• TEXT SEGMENT:
# # #

I've pushed a lot of rocks up a lot of hills, and every now and then one of them goes over.

@mhoye Thanks for your effort and transparency on this work. I've been following it (not a closely as I had hoped, but still) from the perspective of another similar org (Wikimedia) in a similar situation.

The links are making the rounds, multiple times, in the Wikimedia IRC channels today :)

@Greg @mhoye There is already a Matrix deployment in existence for the Wikimedia Foundation (tgr has the details) which we'd love to expand O:-)

@matrix yep! :) It's mostly stalled out due to lack of ownership/driving, but here's the task graph:

@strypey @Greg @mhoye I didn't hear that CC switched to Slack, thats depressing. Is there already a issue in their face about that?

@strypey @liaizon @Greg I'm wondering what CC uses now - I stopped working with/paying attention to them due to a lost faith in their commitment to their principles.

@strypey @liaizon @Greg wondering if they're realised their hypocrisy and have finally agreed align their tools with their (purported) values, like Mozilla (finally) have...

@lightweight @strypey @liaizon they never really had that strong of free software principles at the board level.

@Greg @strypey @liaizon Yeah, they don't really realise the debt of gratitude they owe Free Software culture that literally spawned their entire movement and gave them most of the useful tools that helped them make it real.

@liaizon @strypey @Greg they stuck with irc for a long time, and it was a disaster for their community. Their participating community was small and stagnant until they switched to slack. The people who champion IRC just _do not see_ how awful it is, how hard it is to start using, and how much of a barrier to participating it represents.

@liaizon @strypey @Greg If you care about being an open, participatory organization and then choose IRC, then the hurdles people need to clear to participate are "learn unix, then learn IRC, then figure out what channel to be in and who to talk to with no scrollback." In terms of “Ease of getting involved” it is one of the worst possible choices.

@liaizon @strypey @Greg The fact that people who champion free software have thought IRC was good enough for 30 years has set free software back exactly that many years. Terminal snobbery is the worst.

@mhoye @strypey @Greg I don't disagree with your synopsis. But there are options that are open that are user friendly like mattermost, rocketchat and... Matrix, which is coming a long way. Also just recommending a web client like goes a long way to solving most of your critiques of IRC...

# # #

Bounding box records
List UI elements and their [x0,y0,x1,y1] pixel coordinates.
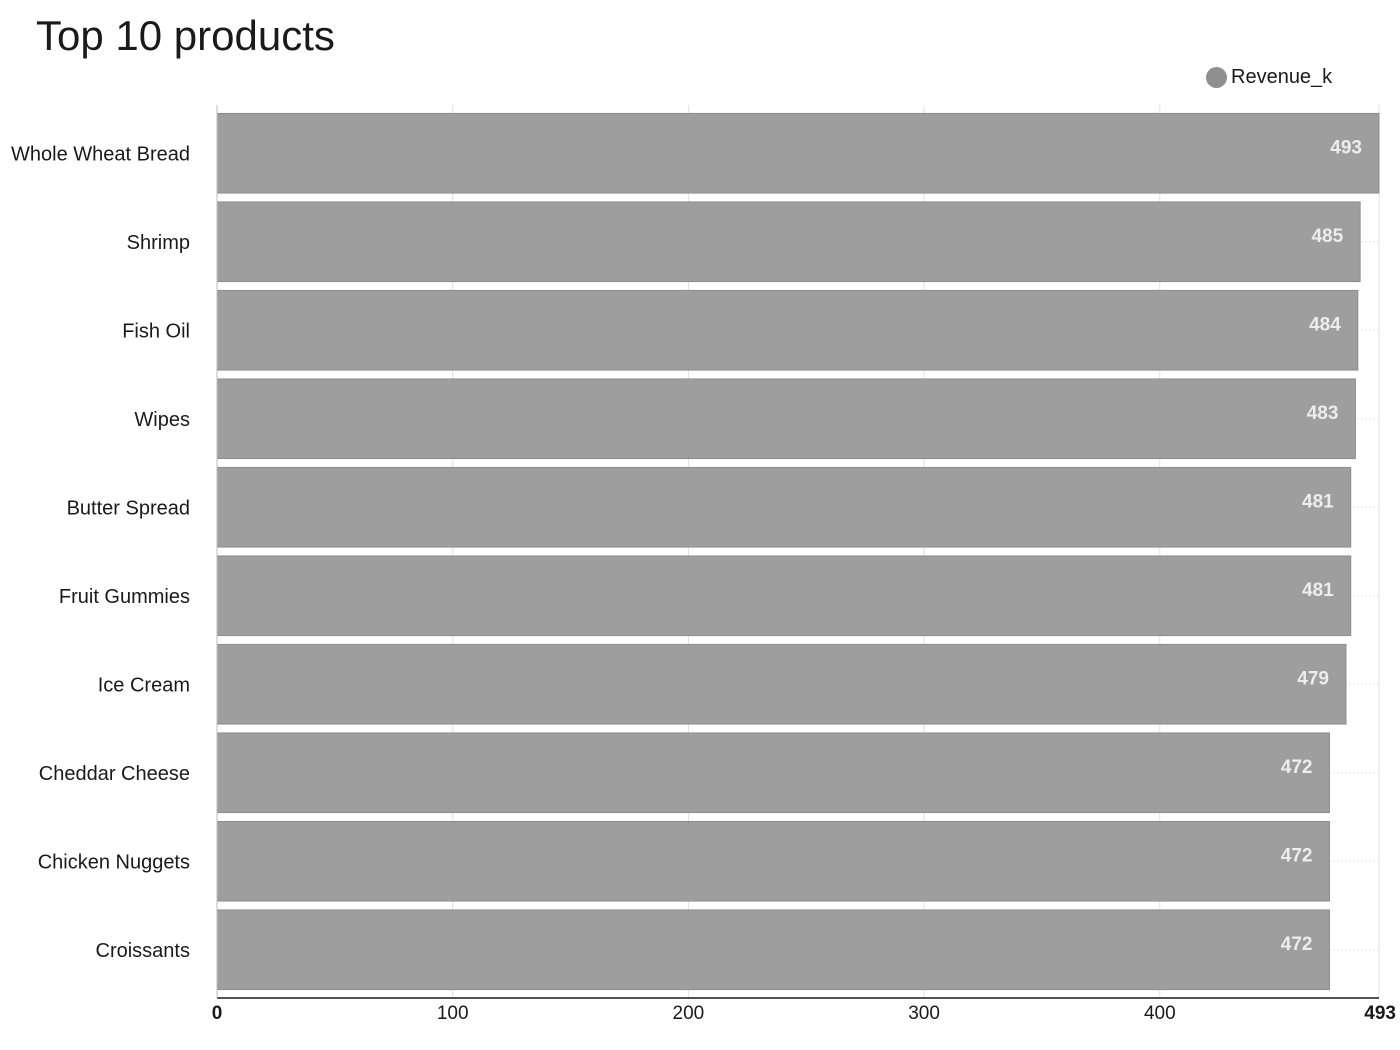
data-label: 472 [1281,757,1313,778]
category-label: Cheddar Cheese [39,763,190,785]
category-label: Wipes [134,409,190,431]
bars: 493 485 484 483 481 481 479 472 472 472 [216,112,1380,991]
legend: Revenue_k [1206,66,1332,89]
data-label: 481 [1302,491,1334,512]
data-label: 484 [1309,314,1341,335]
data-label: 493 [1330,137,1362,158]
category-label: Croissants [96,940,190,962]
chart-title: Top 10 products [36,12,335,59]
bar [216,732,1331,814]
category-label: Chicken Nuggets [38,851,190,873]
category-label: Shrimp [127,232,190,254]
data-label: 481 [1302,580,1334,601]
bar [216,378,1356,460]
x-tick-label: 300 [908,1003,940,1024]
data-label: 483 [1307,403,1339,424]
bar [216,909,1331,991]
data-label: 479 [1297,668,1329,689]
bar [216,289,1359,371]
data-label: 485 [1311,226,1343,247]
x-tick-label: 100 [437,1003,469,1024]
x-axis: 0 100 200 300 400 493 [212,105,1396,1024]
legend-swatch [1206,67,1227,88]
legend-label: Revenue_k [1231,66,1333,88]
bar [216,201,1361,283]
bar [216,555,1352,637]
category-labels: Whole Wheat Bread Shrimp Fish Oil Wipes Butt… [11,143,190,962]
data-label: 472 [1281,934,1313,955]
category-label: Butter Spread [67,497,190,519]
bar [216,820,1331,902]
category-label: Fruit Gummies [59,586,190,608]
x-tick-label: 400 [1144,1003,1176,1024]
bar [216,112,1380,194]
category-label: Fish Oil [122,320,190,342]
x-tick-label: 200 [673,1003,705,1024]
category-label: Whole Wheat Bread [11,143,190,165]
data-label: 472 [1281,845,1313,866]
x-tick-label: 0 [212,1003,223,1024]
bar [216,643,1347,725]
bar [216,466,1352,548]
category-label: Ice Cream [98,674,190,696]
x-tick-label: 493 [1364,1003,1396,1024]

# # #

• REQUIREMENT 1:
Translate this sentence from the thread on chat platforms into French: "I've pushed a lot of rocks up a lot of hills, and every now and then one of them goes over."
• REQUIREMENT 2:
Transcribe the thread on chat platforms between "The links are" and "to their principles.", inclusive.
• REQUIREMENT 3:
Answer these from the thread on chat platforms:
(a) What kind of deployment already exists for the Wikimedia Foundation?
(b) What tool did CC switch to after IRC?
(c) For how many years have free software champions thought IRC was good enough?
These records have no connection to the text above them.

• FULL RESPONSE 1:
J'ai poussé beaucoup de rochers en haut de beaucoup de collines, et de temps en temps, l'un d'eux passe de l'autre côté.

• FULL RESPONSE 2:
The links are making the rounds, multiple times, in the Wikimedia IRC channels today :)

@Greg @mhoye There is already a Matrix deployment in existence for the Wikimedia Foundation (tgr has the details) which we'd love to expand O:-)

@matrix yep! :) It's mostly stalled out due to lack of ownership/driving, but here's the task graph:

@strypey @Greg @mhoye I didn't hear that CC switched to Slack, thats depressing. Is there already a issue in their face about that?

@strypey @liaizon @Greg I'm wondering what CC uses now - I stopped working with/paying attention to them due to a lost faith in their commitment to their principles.

• FULL RESPONSE 3:
(a) A Matrix deployment.
(b) Slack.
(c) 30 years.